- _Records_
————

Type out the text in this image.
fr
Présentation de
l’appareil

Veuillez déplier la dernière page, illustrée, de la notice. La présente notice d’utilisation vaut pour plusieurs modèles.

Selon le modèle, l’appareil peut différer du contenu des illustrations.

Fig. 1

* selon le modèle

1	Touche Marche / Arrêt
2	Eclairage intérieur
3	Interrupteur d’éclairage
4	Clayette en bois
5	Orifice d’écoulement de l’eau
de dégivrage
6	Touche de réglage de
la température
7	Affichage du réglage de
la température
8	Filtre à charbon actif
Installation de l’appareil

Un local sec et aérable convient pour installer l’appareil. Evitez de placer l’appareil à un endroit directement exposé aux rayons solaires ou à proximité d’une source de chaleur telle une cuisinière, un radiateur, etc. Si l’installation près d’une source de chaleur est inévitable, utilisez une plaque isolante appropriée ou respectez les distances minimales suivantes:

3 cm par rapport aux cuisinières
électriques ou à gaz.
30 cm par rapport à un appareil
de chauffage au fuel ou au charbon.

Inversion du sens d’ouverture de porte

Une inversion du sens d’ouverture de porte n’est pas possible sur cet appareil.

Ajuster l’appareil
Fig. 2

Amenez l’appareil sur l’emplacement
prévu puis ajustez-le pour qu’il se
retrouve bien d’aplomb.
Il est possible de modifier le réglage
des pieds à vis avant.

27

————

- _Exercise task_
Select the lines in this material that hold the word "porte", leaving none out.

- _Reply_
Inversion du sens d’ouverture de porte
Une inversion du sens d’ouverture de porte n’est pas possible sur cet appareil.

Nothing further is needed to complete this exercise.